▸ Required task
Some lines in the records below may hold the word "Output"; give the number of those lines and nothing else.

▸ Data extract
** start **

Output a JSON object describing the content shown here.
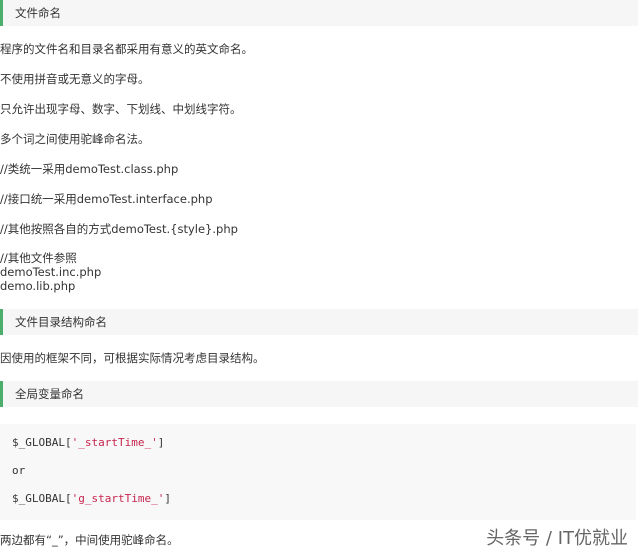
{
  "sections": {
    "file_naming": {
      "heading": "文件命名"
    },
    "dir_naming": {
      "heading": "文件目录结构命名"
    },
    "global_naming": {
      "heading": "全局变量命名"
    }
  },
  "paragraphs": {
    "p1": "程序的文件名和目录名都采用有意义的英文命名。",
    "p2": "不使用拼音或无意义的字母。",
    "p3": "只允许出现字母、数字、下划线、中划线字符。",
    "p4": "多个词之间使用驼峰命名法。",
    "p5": "//类统一采用demoTest.class.php",
    "p6": "//接口统一采用demoTest.interface.php",
    "p7": "//其他按照各自的方式demoTest.{style}.php",
    "p8a": "//其他文件参照",
    "p8b": "demoTest.inc.php",
    "p8c": "demo.lib.php",
    "p9": "因使用的框架不同，可根据实际情况考虑目录结构。",
    "p10": "两边都有“_”，中间使用驼峰命名。"
  },
  "code": {
    "l1_var": "$_GLOBAL[",
    "l1_str": "'_startTime_'",
    "l1_end": "]",
    "l2": "or",
    "l3_var": "$_GLOBAL[",
    "l3_str": "'g_startTime_'",
    "l3_end": "]"
  },
  "watermark": "头条号 / IT优就业"
}
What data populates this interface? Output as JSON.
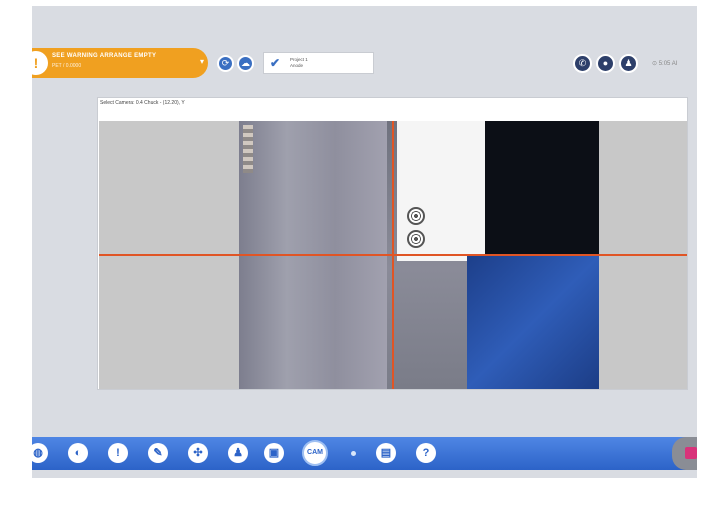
{
  "warning": {
    "badge": "!",
    "title": "SEE WARNING ARRANGE EMPTY",
    "subtitle": "PET / 0.0000",
    "caret": "▾"
  },
  "project": {
    "line1": "Project 1",
    "line2": "Anode"
  },
  "clock": {
    "text": "⊙ 5:05 AI"
  },
  "panel": {
    "title": "Select Camera: 0.4 Chuck - (12.20), Y"
  },
  "toolbar": {
    "cam_label": "CAM"
  },
  "icons": {
    "top_left": [
      "refresh-icon",
      "cloud-icon"
    ],
    "top_right": [
      "phone-icon",
      "chat-icon",
      "user-icon"
    ],
    "toolbar": [
      "globe-icon",
      "layers-icon",
      "alert-icon",
      "wrench-icon",
      "network-icon",
      "user-icon",
      "monitor-icon",
      "cam-icon",
      "dot-icon",
      "grid-icon",
      "help-icon"
    ]
  },
  "colors": {
    "warning": "#f0a020",
    "toolbar": "#2c63c8",
    "crosshair": "#e05525",
    "accent": "#3a6fc2"
  }
}
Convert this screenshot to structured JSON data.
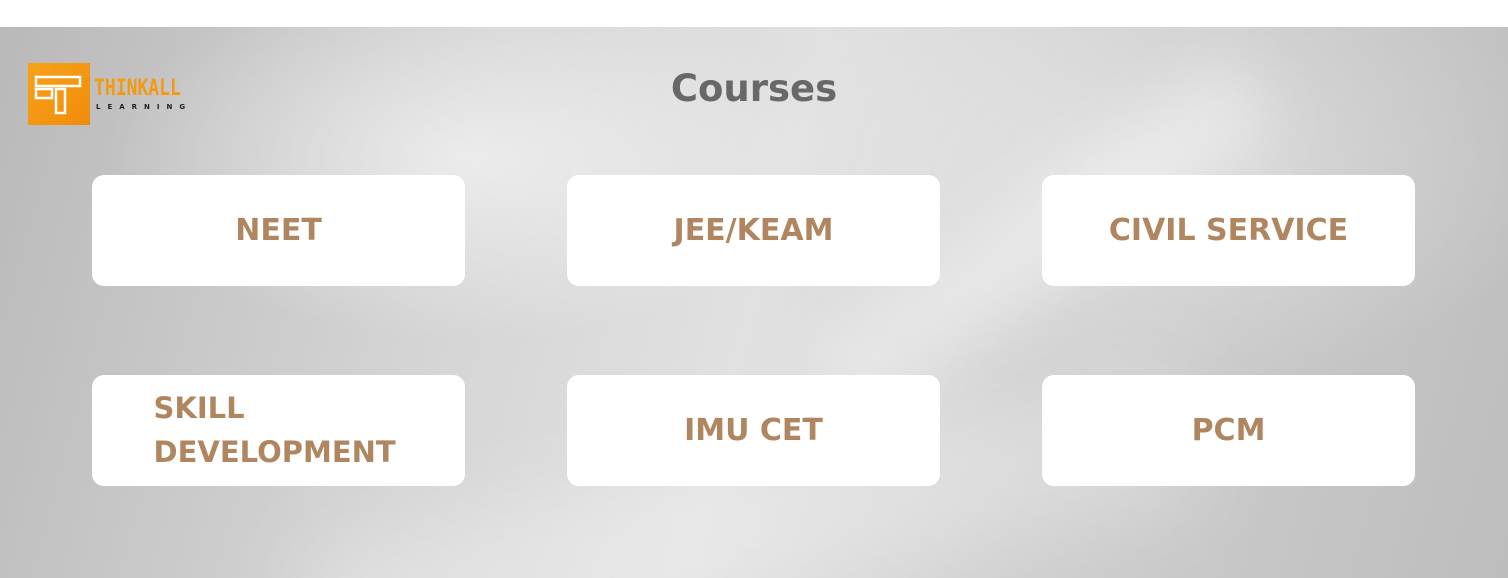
{
  "logo": {
    "brand": "THINKALL",
    "sub": "LEARNING"
  },
  "heading": "Courses",
  "courses": [
    {
      "label": "NEET"
    },
    {
      "label": "JEE/KEAM"
    },
    {
      "label": "CIVIL SERVICE"
    },
    {
      "label": "SKILL DEVELOPMENT"
    },
    {
      "label": "IMU CET"
    },
    {
      "label": "PCM"
    }
  ],
  "colors": {
    "accent": "#b08660",
    "heading": "#686868",
    "logo_orange": "#f39a12"
  }
}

** end **

▸ Solution to the problem
2